Data entries
· · · ·
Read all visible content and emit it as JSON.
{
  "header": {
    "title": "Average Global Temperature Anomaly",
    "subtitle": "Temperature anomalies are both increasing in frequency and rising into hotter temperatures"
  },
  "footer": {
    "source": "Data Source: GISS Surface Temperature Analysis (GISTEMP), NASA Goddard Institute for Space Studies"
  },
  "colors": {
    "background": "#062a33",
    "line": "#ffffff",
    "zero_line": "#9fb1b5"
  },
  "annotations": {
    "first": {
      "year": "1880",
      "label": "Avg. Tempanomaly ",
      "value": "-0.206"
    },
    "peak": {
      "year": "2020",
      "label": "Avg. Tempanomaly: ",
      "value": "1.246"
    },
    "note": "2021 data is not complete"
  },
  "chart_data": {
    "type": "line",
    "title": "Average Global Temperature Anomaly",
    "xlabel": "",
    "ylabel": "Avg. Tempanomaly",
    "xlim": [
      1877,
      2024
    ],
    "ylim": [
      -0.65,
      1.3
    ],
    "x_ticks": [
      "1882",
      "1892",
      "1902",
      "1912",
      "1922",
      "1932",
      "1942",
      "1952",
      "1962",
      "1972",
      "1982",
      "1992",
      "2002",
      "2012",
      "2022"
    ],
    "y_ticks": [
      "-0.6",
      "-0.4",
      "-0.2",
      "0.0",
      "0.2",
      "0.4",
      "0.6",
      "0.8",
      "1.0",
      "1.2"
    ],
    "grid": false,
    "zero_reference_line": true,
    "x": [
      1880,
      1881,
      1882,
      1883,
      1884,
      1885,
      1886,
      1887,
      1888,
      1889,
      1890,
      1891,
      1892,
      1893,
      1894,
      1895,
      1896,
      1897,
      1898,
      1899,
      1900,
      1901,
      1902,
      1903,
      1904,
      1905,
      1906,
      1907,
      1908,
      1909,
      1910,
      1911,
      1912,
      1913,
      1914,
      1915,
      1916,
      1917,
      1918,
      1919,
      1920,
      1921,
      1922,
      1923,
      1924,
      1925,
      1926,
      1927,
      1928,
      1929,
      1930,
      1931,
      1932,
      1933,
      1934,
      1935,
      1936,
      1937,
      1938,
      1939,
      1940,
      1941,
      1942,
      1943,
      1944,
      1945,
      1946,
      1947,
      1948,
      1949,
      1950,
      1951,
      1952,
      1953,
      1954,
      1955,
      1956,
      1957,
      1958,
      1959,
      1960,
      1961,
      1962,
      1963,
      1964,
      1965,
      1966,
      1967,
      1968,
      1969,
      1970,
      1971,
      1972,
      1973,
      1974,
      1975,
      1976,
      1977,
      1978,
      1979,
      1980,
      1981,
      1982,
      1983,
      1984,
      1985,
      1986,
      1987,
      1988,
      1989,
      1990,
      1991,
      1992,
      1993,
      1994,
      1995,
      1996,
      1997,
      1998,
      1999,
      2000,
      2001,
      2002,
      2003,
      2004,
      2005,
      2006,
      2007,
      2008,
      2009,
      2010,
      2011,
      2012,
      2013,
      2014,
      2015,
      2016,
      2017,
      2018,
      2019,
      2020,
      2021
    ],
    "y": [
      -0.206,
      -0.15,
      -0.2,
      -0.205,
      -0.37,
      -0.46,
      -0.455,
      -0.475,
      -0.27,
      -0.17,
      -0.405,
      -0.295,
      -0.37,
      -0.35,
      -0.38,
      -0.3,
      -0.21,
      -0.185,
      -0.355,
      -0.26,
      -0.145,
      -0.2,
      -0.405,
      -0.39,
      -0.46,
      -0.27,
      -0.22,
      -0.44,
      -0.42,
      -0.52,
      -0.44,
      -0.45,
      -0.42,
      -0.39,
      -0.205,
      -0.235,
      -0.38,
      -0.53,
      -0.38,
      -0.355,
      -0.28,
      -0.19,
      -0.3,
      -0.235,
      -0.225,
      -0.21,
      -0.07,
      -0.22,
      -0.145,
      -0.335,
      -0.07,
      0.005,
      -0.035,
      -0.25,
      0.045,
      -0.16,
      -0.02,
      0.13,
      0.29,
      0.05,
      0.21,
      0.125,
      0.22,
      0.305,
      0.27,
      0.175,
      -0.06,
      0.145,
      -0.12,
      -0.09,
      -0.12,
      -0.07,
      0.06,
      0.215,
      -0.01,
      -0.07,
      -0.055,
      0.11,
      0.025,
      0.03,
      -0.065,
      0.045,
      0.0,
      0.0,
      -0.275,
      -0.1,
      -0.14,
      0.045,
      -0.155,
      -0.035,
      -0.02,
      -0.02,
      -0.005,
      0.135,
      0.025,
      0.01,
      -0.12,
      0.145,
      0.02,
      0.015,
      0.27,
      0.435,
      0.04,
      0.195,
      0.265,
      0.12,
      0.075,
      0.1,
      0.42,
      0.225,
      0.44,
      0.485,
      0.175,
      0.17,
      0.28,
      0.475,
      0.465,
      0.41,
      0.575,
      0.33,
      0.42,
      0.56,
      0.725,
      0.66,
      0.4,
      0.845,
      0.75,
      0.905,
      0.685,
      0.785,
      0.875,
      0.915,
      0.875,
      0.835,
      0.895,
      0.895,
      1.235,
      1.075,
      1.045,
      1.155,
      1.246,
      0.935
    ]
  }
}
· · · ·
DESCRIPTION OF THE TASK
Repeat every record, exactly as written.

TASK RESULT
Read all visible content and emit it as JSON.
{
  "header": {
    "title": "Average Global Temperature Anomaly",
    "subtitle": "Temperature anomalies are both increasing in frequency and rising into hotter temperatures"
  },
  "footer": {
    "source": "Data Source: GISS Surface Temperature Analysis (GISTEMP), NASA Goddard Institute for Space Studies"
  },
  "colors": {
    "background": "#062a33",
    "line": "#ffffff",
    "zero_line": "#9fb1b5"
  },
  "annotations": {
    "first": {
      "year": "1880",
      "label": "Avg. Tempanomaly ",
      "value": "-0.206"
    },
    "peak": {
      "year": "2020",
      "label": "Avg. Tempanomaly: ",
      "value": "1.246"
    },
    "note": "2021 data is not complete"
  },
  "chart_data": {
    "type": "line",
    "title": "Average Global Temperature Anomaly",
    "xlabel": "",
    "ylabel": "Avg. Tempanomaly",
    "xlim": [
      1877,
      2024
    ],
    "ylim": [
      -0.65,
      1.3
    ],
    "x_ticks": [
      "1882",
      "1892",
      "1902",
      "1912",
      "1922",
      "1932",
      "1942",
      "1952",
      "1962",
      "1972",
      "1982",
      "1992",
      "2002",
      "2012",
      "2022"
    ],
    "y_ticks": [
      "-0.6",
      "-0.4",
      "-0.2",
      "0.0",
      "0.2",
      "0.4",
      "0.6",
      "0.8",
      "1.0",
      "1.2"
    ],
    "grid": false,
    "zero_reference_line": true,
    "x": [
      1880,
      1881,
      1882,
      1883,
      1884,
      1885,
      1886,
      1887,
      1888,
      1889,
      1890,
      1891,
      1892,
      1893,
      1894,
      1895,
      1896,
      1897,
      1898,
      1899,
      1900,
      1901,
      1902,
      1903,
      1904,
      1905,
      1906,
      1907,
      1908,
      1909,
      1910,
      1911,
      1912,
      1913,
      1914,
      1915,
      1916,
      1917,
      1918,
      1919,
      1920,
      1921,
      1922,
      1923,
      1924,
      1925,
      1926,
      1927,
      1928,
      1929,
      1930,
      1931,
      1932,
      1933,
      1934,
      1935,
      1936,
      1937,
      1938,
      1939,
      1940,
      1941,
      1942,
      1943,
      1944,
      1945,
      1946,
      1947,
      1948,
      1949,
      1950,
      1951,
      1952,
      1953,
      1954,
      1955,
      1956,
      1957,
      1958,
      1959,
      1960,
      1961,
      1962,
      1963,
      1964,
      1965,
      1966,
      1967,
      1968,
      1969,
      1970,
      1971,
      1972,
      1973,
      1974,
      1975,
      1976,
      1977,
      1978,
      1979,
      1980,
      1981,
      1982,
      1983,
      1984,
      1985,
      1986,
      1987,
      1988,
      1989,
      1990,
      1991,
      1992,
      1993,
      1994,
      1995,
      1996,
      1997,
      1998,
      1999,
      2000,
      2001,
      2002,
      2003,
      2004,
      2005,
      2006,
      2007,
      2008,
      2009,
      2010,
      2011,
      2012,
      2013,
      2014,
      2015,
      2016,
      2017,
      2018,
      2019,
      2020,
      2021
    ],
    "y": [
      -0.206,
      -0.15,
      -0.2,
      -0.205,
      -0.37,
      -0.46,
      -0.455,
      -0.475,
      -0.27,
      -0.17,
      -0.405,
      -0.295,
      -0.37,
      -0.35,
      -0.38,
      -0.3,
      -0.21,
      -0.185,
      -0.355,
      -0.26,
      -0.145,
      -0.2,
      -0.405,
      -0.39,
      -0.46,
      -0.27,
      -0.22,
      -0.44,
      -0.42,
      -0.52,
      -0.44,
      -0.45,
      -0.42,
      -0.39,
      -0.205,
      -0.235,
      -0.38,
      -0.53,
      -0.38,
      -0.355,
      -0.28,
      -0.19,
      -0.3,
      -0.235,
      -0.225,
      -0.21,
      -0.07,
      -0.22,
      -0.145,
      -0.335,
      -0.07,
      0.005,
      -0.035,
      -0.25,
      0.045,
      -0.16,
      -0.02,
      0.13,
      0.29,
      0.05,
      0.21,
      0.125,
      0.22,
      0.305,
      0.27,
      0.175,
      -0.06,
      0.145,
      -0.12,
      -0.09,
      -0.12,
      -0.07,
      0.06,
      0.215,
      -0.01,
      -0.07,
      -0.055,
      0.11,
      0.025,
      0.03,
      -0.065,
      0.045,
      0.0,
      0.0,
      -0.275,
      -0.1,
      -0.14,
      0.045,
      -0.155,
      -0.035,
      -0.02,
      -0.02,
      -0.005,
      0.135,
      0.025,
      0.01,
      -0.12,
      0.145,
      0.02,
      0.015,
      0.27,
      0.435,
      0.04,
      0.195,
      0.265,
      0.12,
      0.075,
      0.1,
      0.42,
      0.225,
      0.44,
      0.485,
      0.175,
      0.17,
      0.28,
      0.475,
      0.465,
      0.41,
      0.575,
      0.33,
      0.42,
      0.56,
      0.725,
      0.66,
      0.4,
      0.845,
      0.75,
      0.905,
      0.685,
      0.785,
      0.875,
      0.915,
      0.875,
      0.835,
      0.895,
      0.895,
      1.235,
      1.075,
      1.045,
      1.155,
      1.246,
      0.935
    ]
  }
}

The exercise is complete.